To do:
Drop every picture, then transcribe the remaining data exactly.

Information given:
· · · ·

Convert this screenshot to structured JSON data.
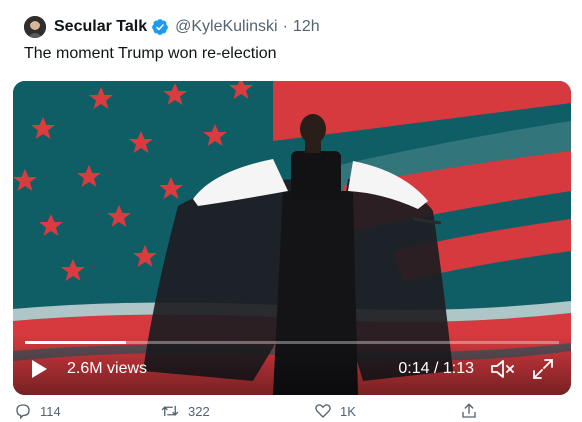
{
  "tweet": {
    "display_name": "Secular Talk",
    "handle": "@KyleKulinski",
    "separator": "·",
    "time": "12h",
    "text": "The moment Trump won re-election",
    "verified": true
  },
  "video": {
    "views": "2.6M views",
    "timecode": "0:14 / 1:13",
    "progress_fraction": 0.19
  },
  "actions": {
    "reply_count": "114",
    "retweet_count": "322",
    "like_count": "1K"
  },
  "icons": {
    "avatar": "avatar",
    "verified": "verified-badge-icon",
    "play": "play-icon",
    "mute": "speaker-muted-icon",
    "fullscreen": "fullscreen-icon",
    "reply": "reply-icon",
    "retweet": "retweet-icon",
    "like": "heart-icon",
    "share": "share-icon"
  },
  "colors": {
    "brand_blue": "#1d9bf0",
    "flag_red": "#d63a3f",
    "flag_teal": "#0f6b72",
    "star_red": "#d93b3f"
  }
}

· · · ·

Task answer:
Convert this screenshot to structured JSON data.
{
  "tweet": {
    "display_name": "Secular Talk",
    "handle": "@KyleKulinski",
    "separator": "·",
    "time": "12h",
    "text": "The moment Trump won re-election",
    "verified": true
  },
  "video": {
    "views": "2.6M views",
    "timecode": "0:14 / 1:13",
    "progress_fraction": 0.19
  },
  "actions": {
    "reply_count": "114",
    "retweet_count": "322",
    "like_count": "1K"
  },
  "icons": {
    "avatar": "avatar",
    "verified": "verified-badge-icon",
    "play": "play-icon",
    "mute": "speaker-muted-icon",
    "fullscreen": "fullscreen-icon",
    "reply": "reply-icon",
    "retweet": "retweet-icon",
    "like": "heart-icon",
    "share": "share-icon"
  },
  "colors": {
    "brand_blue": "#1d9bf0",
    "flag_red": "#d63a3f",
    "flag_teal": "#0f6b72",
    "star_red": "#d93b3f"
  }
}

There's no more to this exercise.